## Problem to work on
Write the records out again, precisely as they stand.

::: Provided records

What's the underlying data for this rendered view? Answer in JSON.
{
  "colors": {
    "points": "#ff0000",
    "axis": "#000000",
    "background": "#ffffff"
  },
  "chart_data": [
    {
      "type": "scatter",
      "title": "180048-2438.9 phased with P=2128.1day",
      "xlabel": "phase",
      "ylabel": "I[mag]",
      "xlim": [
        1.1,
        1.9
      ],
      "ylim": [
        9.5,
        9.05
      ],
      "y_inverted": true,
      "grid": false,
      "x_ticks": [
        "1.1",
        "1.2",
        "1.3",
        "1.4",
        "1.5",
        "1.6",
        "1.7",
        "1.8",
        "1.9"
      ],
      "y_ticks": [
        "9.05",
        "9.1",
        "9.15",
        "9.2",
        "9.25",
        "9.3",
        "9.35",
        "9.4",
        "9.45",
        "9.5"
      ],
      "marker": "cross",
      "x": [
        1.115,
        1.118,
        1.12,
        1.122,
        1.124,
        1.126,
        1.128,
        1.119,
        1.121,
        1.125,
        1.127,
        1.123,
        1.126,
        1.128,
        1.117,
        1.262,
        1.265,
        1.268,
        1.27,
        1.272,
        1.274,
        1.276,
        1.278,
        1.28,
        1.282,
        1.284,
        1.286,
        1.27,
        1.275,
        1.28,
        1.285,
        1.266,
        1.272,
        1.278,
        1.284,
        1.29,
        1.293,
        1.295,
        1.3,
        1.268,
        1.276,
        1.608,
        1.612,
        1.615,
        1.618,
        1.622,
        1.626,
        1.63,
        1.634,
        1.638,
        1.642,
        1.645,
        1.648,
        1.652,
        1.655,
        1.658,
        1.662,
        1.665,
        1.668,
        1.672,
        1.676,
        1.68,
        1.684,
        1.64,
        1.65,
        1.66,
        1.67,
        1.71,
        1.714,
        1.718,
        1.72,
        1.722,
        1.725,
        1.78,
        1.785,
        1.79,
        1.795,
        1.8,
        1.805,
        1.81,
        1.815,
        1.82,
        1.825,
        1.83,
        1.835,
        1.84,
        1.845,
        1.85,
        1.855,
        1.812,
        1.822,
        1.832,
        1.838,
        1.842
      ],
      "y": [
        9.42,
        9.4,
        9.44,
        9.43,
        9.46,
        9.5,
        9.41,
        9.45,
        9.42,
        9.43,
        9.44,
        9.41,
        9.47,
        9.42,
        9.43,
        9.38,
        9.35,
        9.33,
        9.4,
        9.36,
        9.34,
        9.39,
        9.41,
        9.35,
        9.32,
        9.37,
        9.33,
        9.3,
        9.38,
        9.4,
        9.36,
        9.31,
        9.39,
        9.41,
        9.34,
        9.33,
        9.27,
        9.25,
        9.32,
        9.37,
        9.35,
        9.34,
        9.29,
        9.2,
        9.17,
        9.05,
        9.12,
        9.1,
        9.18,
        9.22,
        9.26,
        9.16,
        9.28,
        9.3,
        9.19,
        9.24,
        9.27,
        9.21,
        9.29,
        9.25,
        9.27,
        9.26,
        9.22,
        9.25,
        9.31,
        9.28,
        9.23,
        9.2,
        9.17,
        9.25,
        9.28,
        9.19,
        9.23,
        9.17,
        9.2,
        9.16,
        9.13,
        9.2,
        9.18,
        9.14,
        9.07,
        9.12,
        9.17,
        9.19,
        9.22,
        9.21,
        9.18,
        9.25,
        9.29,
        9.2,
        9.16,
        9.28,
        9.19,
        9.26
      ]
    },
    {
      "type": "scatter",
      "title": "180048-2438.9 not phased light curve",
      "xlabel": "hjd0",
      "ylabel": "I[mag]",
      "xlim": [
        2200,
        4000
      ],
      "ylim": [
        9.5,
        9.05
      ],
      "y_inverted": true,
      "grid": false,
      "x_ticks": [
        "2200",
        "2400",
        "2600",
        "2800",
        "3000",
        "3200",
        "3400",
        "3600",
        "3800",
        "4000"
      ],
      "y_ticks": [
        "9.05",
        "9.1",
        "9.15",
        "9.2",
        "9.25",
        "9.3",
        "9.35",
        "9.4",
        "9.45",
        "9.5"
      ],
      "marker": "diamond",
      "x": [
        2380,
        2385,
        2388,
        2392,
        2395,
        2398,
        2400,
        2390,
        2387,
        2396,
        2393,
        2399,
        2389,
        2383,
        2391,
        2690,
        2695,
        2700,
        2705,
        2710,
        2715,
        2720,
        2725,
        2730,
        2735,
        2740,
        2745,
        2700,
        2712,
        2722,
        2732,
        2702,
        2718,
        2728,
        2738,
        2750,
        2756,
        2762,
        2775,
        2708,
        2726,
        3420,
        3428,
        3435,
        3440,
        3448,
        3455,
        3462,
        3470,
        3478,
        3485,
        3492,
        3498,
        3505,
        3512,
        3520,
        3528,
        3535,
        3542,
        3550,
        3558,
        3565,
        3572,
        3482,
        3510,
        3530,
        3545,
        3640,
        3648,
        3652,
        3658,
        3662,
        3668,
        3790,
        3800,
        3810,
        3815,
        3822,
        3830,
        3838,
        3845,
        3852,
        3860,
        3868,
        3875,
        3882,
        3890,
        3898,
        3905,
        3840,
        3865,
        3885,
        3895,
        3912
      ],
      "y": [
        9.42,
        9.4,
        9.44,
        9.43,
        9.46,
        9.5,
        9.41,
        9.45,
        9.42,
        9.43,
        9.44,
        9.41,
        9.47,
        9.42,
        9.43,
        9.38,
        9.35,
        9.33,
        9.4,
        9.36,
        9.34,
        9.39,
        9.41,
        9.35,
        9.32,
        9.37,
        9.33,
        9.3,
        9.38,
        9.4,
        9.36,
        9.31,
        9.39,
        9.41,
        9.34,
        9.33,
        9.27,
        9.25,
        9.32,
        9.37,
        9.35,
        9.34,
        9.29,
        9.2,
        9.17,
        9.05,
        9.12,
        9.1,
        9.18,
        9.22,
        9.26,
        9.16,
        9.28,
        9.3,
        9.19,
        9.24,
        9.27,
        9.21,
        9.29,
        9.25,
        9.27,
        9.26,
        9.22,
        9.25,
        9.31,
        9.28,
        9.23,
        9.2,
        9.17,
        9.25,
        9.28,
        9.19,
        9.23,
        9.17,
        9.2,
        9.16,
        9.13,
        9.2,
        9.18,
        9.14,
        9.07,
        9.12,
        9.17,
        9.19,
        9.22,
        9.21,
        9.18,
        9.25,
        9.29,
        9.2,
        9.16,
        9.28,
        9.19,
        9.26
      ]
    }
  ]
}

::::::

## Response for this exercise
What's the underlying data for this rendered view? Answer in JSON.
{
  "colors": {
    "points": "#ff0000",
    "axis": "#000000",
    "background": "#ffffff"
  },
  "chart_data": [
    {
      "type": "scatter",
      "title": "180048-2438.9 phased with P=2128.1day",
      "xlabel": "phase",
      "ylabel": "I[mag]",
      "xlim": [
        1.1,
        1.9
      ],
      "ylim": [
        9.5,
        9.05
      ],
      "y_inverted": true,
      "grid": false,
      "x_ticks": [
        "1.1",
        "1.2",
        "1.3",
        "1.4",
        "1.5",
        "1.6",
        "1.7",
        "1.8",
        "1.9"
      ],
      "y_ticks": [
        "9.05",
        "9.1",
        "9.15",
        "9.2",
        "9.25",
        "9.3",
        "9.35",
        "9.4",
        "9.45",
        "9.5"
      ],
      "marker": "cross",
      "x": [
        1.115,
        1.118,
        1.12,
        1.122,
        1.124,
        1.126,
        1.128,
        1.119,
        1.121,
        1.125,
        1.127,
        1.123,
        1.126,
        1.128,
        1.117,
        1.262,
        1.265,
        1.268,
        1.27,
        1.272,
        1.274,
        1.276,
        1.278,
        1.28,
        1.282,
        1.284,
        1.286,
        1.27,
        1.275,
        1.28,
        1.285,
        1.266,
        1.272,
        1.278,
        1.284,
        1.29,
        1.293,
        1.295,
        1.3,
        1.268,
        1.276,
        1.608,
        1.612,
        1.615,
        1.618,
        1.622,
        1.626,
        1.63,
        1.634,
        1.638,
        1.642,
        1.645,
        1.648,
        1.652,
        1.655,
        1.658,
        1.662,
        1.665,
        1.668,
        1.672,
        1.676,
        1.68,
        1.684,
        1.64,
        1.65,
        1.66,
        1.67,
        1.71,
        1.714,
        1.718,
        1.72,
        1.722,
        1.725,
        1.78,
        1.785,
        1.79,
        1.795,
        1.8,
        1.805,
        1.81,
        1.815,
        1.82,
        1.825,
        1.83,
        1.835,
        1.84,
        1.845,
        1.85,
        1.855,
        1.812,
        1.822,
        1.832,
        1.838,
        1.842
      ],
      "y": [
        9.42,
        9.4,
        9.44,
        9.43,
        9.46,
        9.5,
        9.41,
        9.45,
        9.42,
        9.43,
        9.44,
        9.41,
        9.47,
        9.42,
        9.43,
        9.38,
        9.35,
        9.33,
        9.4,
        9.36,
        9.34,
        9.39,
        9.41,
        9.35,
        9.32,
        9.37,
        9.33,
        9.3,
        9.38,
        9.4,
        9.36,
        9.31,
        9.39,
        9.41,
        9.34,
        9.33,
        9.27,
        9.25,
        9.32,
        9.37,
        9.35,
        9.34,
        9.29,
        9.2,
        9.17,
        9.05,
        9.12,
        9.1,
        9.18,
        9.22,
        9.26,
        9.16,
        9.28,
        9.3,
        9.19,
        9.24,
        9.27,
        9.21,
        9.29,
        9.25,
        9.27,
        9.26,
        9.22,
        9.25,
        9.31,
        9.28,
        9.23,
        9.2,
        9.17,
        9.25,
        9.28,
        9.19,
        9.23,
        9.17,
        9.2,
        9.16,
        9.13,
        9.2,
        9.18,
        9.14,
        9.07,
        9.12,
        9.17,
        9.19,
        9.22,
        9.21,
        9.18,
        9.25,
        9.29,
        9.2,
        9.16,
        9.28,
        9.19,
        9.26
      ]
    },
    {
      "type": "scatter",
      "title": "180048-2438.9 not phased light curve",
      "xlabel": "hjd0",
      "ylabel": "I[mag]",
      "xlim": [
        2200,
        4000
      ],
      "ylim": [
        9.5,
        9.05
      ],
      "y_inverted": true,
      "grid": false,
      "x_ticks": [
        "2200",
        "2400",
        "2600",
        "2800",
        "3000",
        "3200",
        "3400",
        "3600",
        "3800",
        "4000"
      ],
      "y_ticks": [
        "9.05",
        "9.1",
        "9.15",
        "9.2",
        "9.25",
        "9.3",
        "9.35",
        "9.4",
        "9.45",
        "9.5"
      ],
      "marker": "diamond",
      "x": [
        2380,
        2385,
        2388,
        2392,
        2395,
        2398,
        2400,
        2390,
        2387,
        2396,
        2393,
        2399,
        2389,
        2383,
        2391,
        2690,
        2695,
        2700,
        2705,
        2710,
        2715,
        2720,
        2725,
        2730,
        2735,
        2740,
        2745,
        2700,
        2712,
        2722,
        2732,
        2702,
        2718,
        2728,
        2738,
        2750,
        2756,
        2762,
        2775,
        2708,
        2726,
        3420,
        3428,
        3435,
        3440,
        3448,
        3455,
        3462,
        3470,
        3478,
        3485,
        3492,
        3498,
        3505,
        3512,
        3520,
        3528,
        3535,
        3542,
        3550,
        3558,
        3565,
        3572,
        3482,
        3510,
        3530,
        3545,
        3640,
        3648,
        3652,
        3658,
        3662,
        3668,
        3790,
        3800,
        3810,
        3815,
        3822,
        3830,
        3838,
        3845,
        3852,
        3860,
        3868,
        3875,
        3882,
        3890,
        3898,
        3905,
        3840,
        3865,
        3885,
        3895,
        3912
      ],
      "y": [
        9.42,
        9.4,
        9.44,
        9.43,
        9.46,
        9.5,
        9.41,
        9.45,
        9.42,
        9.43,
        9.44,
        9.41,
        9.47,
        9.42,
        9.43,
        9.38,
        9.35,
        9.33,
        9.4,
        9.36,
        9.34,
        9.39,
        9.41,
        9.35,
        9.32,
        9.37,
        9.33,
        9.3,
        9.38,
        9.4,
        9.36,
        9.31,
        9.39,
        9.41,
        9.34,
        9.33,
        9.27,
        9.25,
        9.32,
        9.37,
        9.35,
        9.34,
        9.29,
        9.2,
        9.17,
        9.05,
        9.12,
        9.1,
        9.18,
        9.22,
        9.26,
        9.16,
        9.28,
        9.3,
        9.19,
        9.24,
        9.27,
        9.21,
        9.29,
        9.25,
        9.27,
        9.26,
        9.22,
        9.25,
        9.31,
        9.28,
        9.23,
        9.2,
        9.17,
        9.25,
        9.28,
        9.19,
        9.23,
        9.17,
        9.2,
        9.16,
        9.13,
        9.2,
        9.18,
        9.14,
        9.07,
        9.12,
        9.17,
        9.19,
        9.22,
        9.21,
        9.18,
        9.25,
        9.29,
        9.2,
        9.16,
        9.28,
        9.19,
        9.26
      ]
    }
  ]
}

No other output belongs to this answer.